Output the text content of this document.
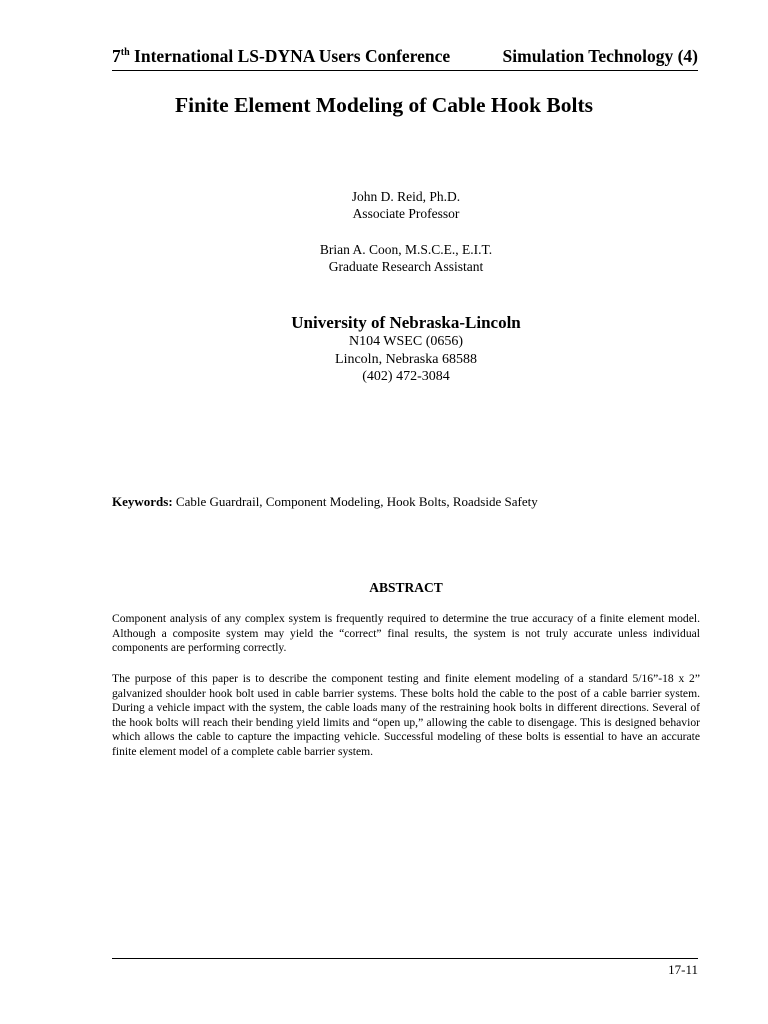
7th International LS-DYNA Users Conference	Simulation Technology (4)
Finite Element Modeling of Cable Hook Bolts
John D. Reid, Ph.D.
Associate Professor
Brian A. Coon, M.S.C.E., E.I.T.
Graduate Research Assistant
University of Nebraska-Lincoln
N104 WSEC (0656)
Lincoln, Nebraska 68588
(402) 472-3084
Keywords: Cable Guardrail, Component Modeling, Hook Bolts, Roadside Safety
ABSTRACT
Component analysis of any complex system is frequently required to determine the true accuracy of a finite element model. Although a composite system may yield the “correct” final results, the system is not truly accurate unless individual components are performing correctly.
The purpose of this paper is to describe the component testing and finite element modeling of a standard 5/16”-18 x 2” galvanized shoulder hook bolt used in cable barrier systems. These bolts hold the cable to the post of a cable barrier system. During a vehicle impact with the system, the cable loads many of the restraining hook bolts in different directions. Several of the hook bolts will reach their bending yield limits and “open up,” allowing the cable to disengage. This is designed behavior which allows the cable to capture the impacting vehicle. Successful modeling of these bolts is essential to have an accurate finite element model of a complete cable barrier system.
17-11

= = =

**Work to be completed:** Extract the entries in full, exactly as they are, minus the pictures.

**The result:**
Output the text content of this document.
7th International LS-DYNA Users Conference	Simulation Technology (4)
Finite Element Modeling of Cable Hook Bolts
John D. Reid, Ph.D.
Associate Professor
Brian A. Coon, M.S.C.E., E.I.T.
Graduate Research Assistant
University of Nebraska-Lincoln
N104 WSEC (0656)
Lincoln, Nebraska 68588
(402) 472-3084
Keywords: Cable Guardrail, Component Modeling, Hook Bolts, Roadside Safety
ABSTRACT
Component analysis of any complex system is frequently required to determine the true accuracy of a finite element model. Although a composite system may yield the “correct” final results, the system is not truly accurate unless individual components are performing correctly.
The purpose of this paper is to describe the component testing and finite element modeling of a standard 5/16”-18 x 2” galvanized shoulder hook bolt used in cable barrier systems. These bolts hold the cable to the post of a cable barrier system. During a vehicle impact with the system, the cable loads many of the restraining hook bolts in different directions. Several of the hook bolts will reach their bending yield limits and “open up,” allowing the cable to disengage. This is designed behavior which allows the cable to capture the impacting vehicle. Successful modeling of these bolts is essential to have an accurate finite element model of a complete cable barrier system.
17-11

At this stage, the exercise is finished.